╔══

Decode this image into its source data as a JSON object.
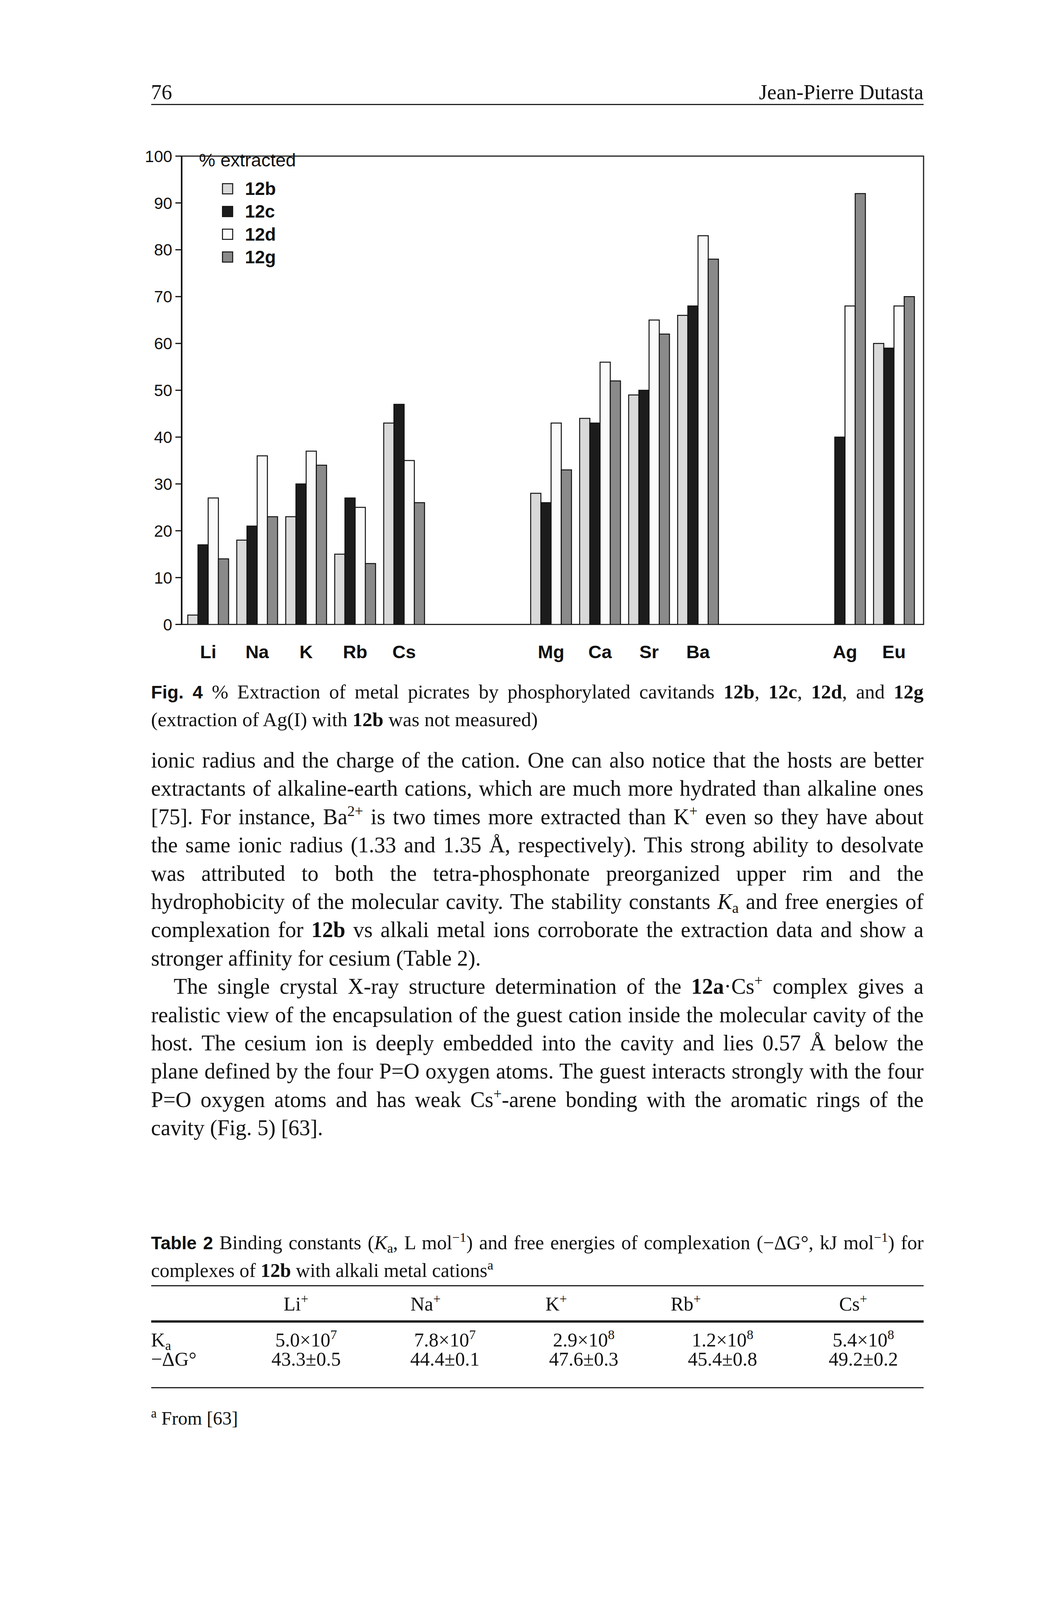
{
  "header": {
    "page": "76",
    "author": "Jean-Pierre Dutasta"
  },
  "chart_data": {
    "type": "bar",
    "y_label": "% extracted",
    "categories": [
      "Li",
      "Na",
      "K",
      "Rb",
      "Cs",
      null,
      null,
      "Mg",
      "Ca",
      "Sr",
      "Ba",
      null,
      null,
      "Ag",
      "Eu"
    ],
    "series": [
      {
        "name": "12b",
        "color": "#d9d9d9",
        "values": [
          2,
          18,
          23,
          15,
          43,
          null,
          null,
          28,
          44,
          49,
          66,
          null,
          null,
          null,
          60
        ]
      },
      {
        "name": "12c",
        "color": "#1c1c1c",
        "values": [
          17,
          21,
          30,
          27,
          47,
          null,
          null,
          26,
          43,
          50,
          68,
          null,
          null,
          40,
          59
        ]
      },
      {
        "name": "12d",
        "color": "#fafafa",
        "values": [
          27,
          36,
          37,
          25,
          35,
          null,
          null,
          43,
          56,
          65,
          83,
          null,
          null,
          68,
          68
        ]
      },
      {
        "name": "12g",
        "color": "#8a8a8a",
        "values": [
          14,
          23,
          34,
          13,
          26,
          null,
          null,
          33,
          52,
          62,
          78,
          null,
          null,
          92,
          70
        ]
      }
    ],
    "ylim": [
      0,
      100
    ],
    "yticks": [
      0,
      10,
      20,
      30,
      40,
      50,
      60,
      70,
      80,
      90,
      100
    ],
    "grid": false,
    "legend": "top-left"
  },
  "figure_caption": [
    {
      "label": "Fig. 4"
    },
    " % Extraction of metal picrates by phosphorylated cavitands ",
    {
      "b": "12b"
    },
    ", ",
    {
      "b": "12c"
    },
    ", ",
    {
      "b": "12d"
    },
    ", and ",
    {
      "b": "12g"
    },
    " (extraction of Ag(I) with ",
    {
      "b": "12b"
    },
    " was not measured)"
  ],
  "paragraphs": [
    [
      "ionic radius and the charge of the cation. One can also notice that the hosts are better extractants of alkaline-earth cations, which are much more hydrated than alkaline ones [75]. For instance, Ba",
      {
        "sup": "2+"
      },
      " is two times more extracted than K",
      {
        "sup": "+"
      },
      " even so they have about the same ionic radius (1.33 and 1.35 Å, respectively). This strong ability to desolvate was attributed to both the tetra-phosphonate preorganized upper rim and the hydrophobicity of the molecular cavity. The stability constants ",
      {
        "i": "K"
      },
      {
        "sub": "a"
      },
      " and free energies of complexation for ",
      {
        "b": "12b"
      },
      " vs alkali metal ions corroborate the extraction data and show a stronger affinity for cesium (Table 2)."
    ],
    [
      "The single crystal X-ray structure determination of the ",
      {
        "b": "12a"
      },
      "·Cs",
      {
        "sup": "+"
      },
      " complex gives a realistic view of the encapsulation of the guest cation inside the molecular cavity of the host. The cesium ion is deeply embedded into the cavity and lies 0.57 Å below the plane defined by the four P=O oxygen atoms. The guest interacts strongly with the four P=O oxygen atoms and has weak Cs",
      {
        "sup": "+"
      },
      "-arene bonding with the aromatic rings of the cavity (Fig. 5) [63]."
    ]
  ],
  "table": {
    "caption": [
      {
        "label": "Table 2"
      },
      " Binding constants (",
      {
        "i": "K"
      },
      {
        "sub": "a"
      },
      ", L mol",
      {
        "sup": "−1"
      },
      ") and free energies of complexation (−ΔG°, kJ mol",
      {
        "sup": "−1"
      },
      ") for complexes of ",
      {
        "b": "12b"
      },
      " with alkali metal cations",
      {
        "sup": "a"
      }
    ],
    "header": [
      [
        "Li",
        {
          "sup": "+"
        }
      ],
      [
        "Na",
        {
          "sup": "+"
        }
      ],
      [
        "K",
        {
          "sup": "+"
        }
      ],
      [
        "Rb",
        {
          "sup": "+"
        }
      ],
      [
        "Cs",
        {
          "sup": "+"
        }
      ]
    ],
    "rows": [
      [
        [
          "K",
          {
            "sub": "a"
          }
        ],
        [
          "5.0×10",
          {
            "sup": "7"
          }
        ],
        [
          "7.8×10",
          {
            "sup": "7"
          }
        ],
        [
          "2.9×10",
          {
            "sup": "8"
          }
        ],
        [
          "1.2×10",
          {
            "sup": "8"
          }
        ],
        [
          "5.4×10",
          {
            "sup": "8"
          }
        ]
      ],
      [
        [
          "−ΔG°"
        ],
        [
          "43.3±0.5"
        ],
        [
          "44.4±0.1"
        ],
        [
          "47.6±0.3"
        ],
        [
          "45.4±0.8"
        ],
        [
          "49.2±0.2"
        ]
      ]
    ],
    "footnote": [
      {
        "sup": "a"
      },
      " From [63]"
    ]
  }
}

╚══
╔══

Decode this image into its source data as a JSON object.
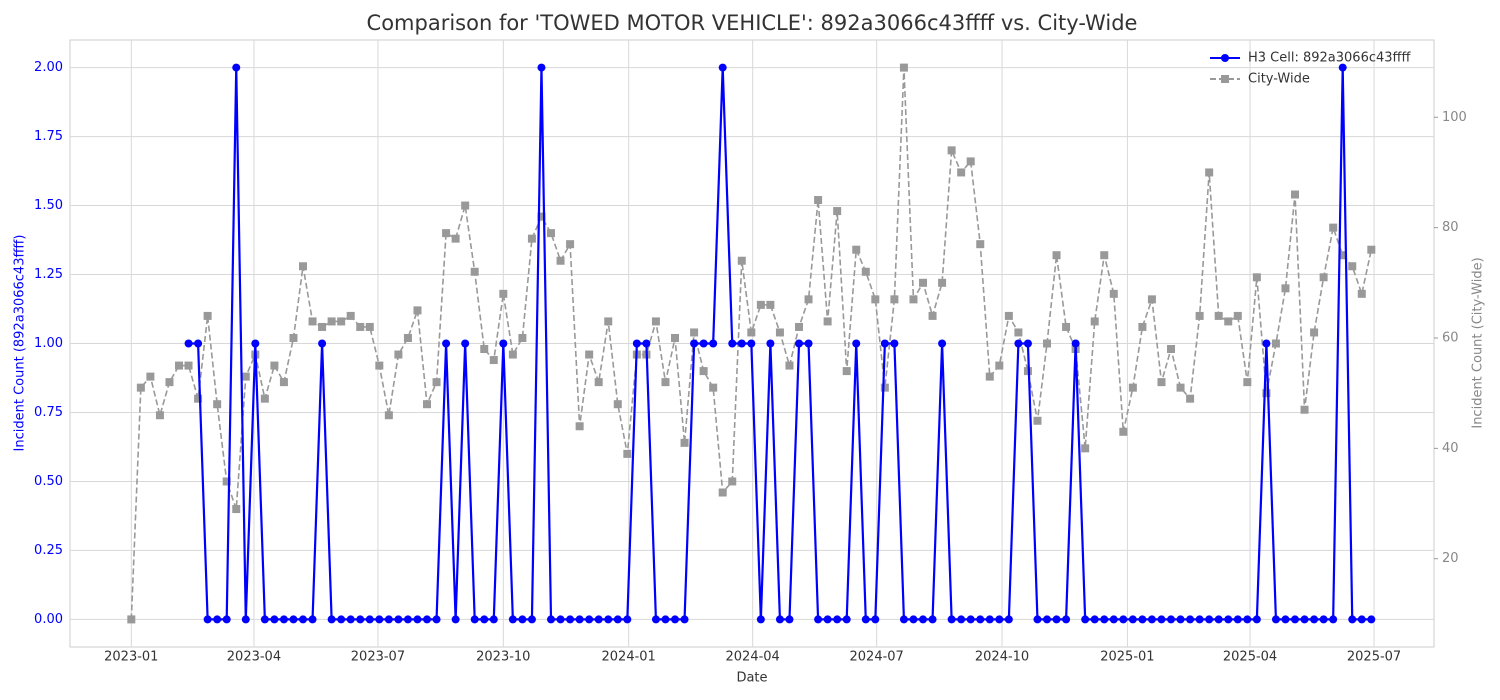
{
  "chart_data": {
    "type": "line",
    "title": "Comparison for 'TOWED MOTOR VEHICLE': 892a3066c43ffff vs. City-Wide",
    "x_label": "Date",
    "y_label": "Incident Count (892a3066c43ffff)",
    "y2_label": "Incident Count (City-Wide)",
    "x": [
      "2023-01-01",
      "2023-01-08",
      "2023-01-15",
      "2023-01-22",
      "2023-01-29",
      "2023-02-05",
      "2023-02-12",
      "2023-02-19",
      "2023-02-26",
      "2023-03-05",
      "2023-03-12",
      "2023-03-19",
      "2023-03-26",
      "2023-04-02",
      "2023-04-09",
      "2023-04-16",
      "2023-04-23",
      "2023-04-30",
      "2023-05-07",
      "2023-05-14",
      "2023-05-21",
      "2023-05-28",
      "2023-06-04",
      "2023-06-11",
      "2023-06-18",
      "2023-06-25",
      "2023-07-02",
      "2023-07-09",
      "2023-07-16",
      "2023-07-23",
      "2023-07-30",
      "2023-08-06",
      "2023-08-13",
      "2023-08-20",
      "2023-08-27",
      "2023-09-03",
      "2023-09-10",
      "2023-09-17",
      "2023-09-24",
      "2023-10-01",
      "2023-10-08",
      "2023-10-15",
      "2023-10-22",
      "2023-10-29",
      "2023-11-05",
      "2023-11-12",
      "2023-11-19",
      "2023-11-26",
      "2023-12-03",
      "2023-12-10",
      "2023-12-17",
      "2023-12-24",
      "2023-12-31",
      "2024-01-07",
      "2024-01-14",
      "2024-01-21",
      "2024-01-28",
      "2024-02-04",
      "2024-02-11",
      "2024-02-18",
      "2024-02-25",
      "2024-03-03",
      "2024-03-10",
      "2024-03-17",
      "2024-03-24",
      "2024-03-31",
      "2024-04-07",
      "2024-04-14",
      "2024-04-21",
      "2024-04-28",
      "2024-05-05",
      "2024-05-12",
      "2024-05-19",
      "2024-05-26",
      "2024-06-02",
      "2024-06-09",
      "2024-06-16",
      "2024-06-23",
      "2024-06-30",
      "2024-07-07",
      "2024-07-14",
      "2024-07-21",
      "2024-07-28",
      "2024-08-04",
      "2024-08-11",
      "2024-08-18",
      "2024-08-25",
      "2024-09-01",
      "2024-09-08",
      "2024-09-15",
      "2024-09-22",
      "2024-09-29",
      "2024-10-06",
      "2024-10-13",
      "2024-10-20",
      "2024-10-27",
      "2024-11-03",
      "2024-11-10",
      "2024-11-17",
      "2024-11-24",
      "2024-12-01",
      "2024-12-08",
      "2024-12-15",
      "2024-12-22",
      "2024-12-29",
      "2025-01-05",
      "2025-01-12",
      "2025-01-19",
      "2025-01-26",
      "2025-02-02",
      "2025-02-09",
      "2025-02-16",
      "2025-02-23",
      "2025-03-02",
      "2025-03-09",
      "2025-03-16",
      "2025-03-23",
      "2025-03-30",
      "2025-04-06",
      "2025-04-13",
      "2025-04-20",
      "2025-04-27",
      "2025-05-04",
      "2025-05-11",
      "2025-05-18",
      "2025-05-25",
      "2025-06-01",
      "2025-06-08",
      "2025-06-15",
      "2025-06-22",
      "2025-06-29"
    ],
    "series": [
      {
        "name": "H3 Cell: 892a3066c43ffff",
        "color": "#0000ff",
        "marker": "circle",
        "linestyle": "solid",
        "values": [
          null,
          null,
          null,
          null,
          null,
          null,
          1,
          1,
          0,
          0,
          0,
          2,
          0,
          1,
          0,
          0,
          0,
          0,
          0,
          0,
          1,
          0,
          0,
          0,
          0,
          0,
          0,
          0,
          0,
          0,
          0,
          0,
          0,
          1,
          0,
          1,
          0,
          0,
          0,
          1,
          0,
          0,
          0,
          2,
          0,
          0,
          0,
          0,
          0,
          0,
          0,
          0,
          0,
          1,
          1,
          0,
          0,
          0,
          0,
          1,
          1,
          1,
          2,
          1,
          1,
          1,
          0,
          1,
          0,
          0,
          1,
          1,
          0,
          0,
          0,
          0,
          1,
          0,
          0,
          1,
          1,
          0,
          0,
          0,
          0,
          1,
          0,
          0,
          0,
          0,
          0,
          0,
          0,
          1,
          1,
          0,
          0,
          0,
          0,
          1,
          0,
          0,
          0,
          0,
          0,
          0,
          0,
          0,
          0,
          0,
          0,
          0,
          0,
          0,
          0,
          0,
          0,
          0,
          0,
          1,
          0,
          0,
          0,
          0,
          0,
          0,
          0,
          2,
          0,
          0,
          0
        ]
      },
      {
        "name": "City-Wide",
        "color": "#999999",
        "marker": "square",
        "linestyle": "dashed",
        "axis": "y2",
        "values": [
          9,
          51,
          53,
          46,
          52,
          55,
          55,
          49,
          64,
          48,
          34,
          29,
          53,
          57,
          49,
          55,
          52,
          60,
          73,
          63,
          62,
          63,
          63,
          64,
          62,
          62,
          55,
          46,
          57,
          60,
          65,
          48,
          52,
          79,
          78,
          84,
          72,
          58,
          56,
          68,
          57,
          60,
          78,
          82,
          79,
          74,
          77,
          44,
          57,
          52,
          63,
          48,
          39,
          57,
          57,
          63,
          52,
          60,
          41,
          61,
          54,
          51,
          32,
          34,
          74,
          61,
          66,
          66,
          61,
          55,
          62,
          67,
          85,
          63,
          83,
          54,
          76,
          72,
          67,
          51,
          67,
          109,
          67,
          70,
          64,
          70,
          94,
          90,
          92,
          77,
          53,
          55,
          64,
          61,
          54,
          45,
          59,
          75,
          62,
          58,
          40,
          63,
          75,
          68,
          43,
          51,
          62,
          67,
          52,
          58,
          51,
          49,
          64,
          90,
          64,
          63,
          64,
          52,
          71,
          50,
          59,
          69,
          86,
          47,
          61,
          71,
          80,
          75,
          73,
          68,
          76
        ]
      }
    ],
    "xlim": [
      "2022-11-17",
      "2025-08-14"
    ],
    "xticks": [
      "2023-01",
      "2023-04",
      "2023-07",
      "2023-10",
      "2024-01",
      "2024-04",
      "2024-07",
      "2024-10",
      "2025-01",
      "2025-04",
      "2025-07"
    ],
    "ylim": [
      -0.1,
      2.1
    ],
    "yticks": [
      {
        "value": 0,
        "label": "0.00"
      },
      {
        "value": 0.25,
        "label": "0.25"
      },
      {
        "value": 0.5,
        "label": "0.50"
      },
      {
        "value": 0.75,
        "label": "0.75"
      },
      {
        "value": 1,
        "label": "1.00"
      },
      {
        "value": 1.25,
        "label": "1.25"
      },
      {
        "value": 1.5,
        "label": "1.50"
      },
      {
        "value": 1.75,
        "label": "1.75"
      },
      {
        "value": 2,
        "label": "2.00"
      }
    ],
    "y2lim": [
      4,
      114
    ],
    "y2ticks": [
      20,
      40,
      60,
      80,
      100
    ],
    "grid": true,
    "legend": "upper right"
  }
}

╚══

Exercise goal: From the data above, copy out every line with the string "constants" in it.

The completed task:
      " even so they have about the same ionic radius (1.33 and 1.35 Å, respectively). This strong ability to desolvate was attributed to both the tetra-phosphonate preorganized upper rim and the hydrophobicity of the molecular cavity. The stability constants ",
      " Binding constants (",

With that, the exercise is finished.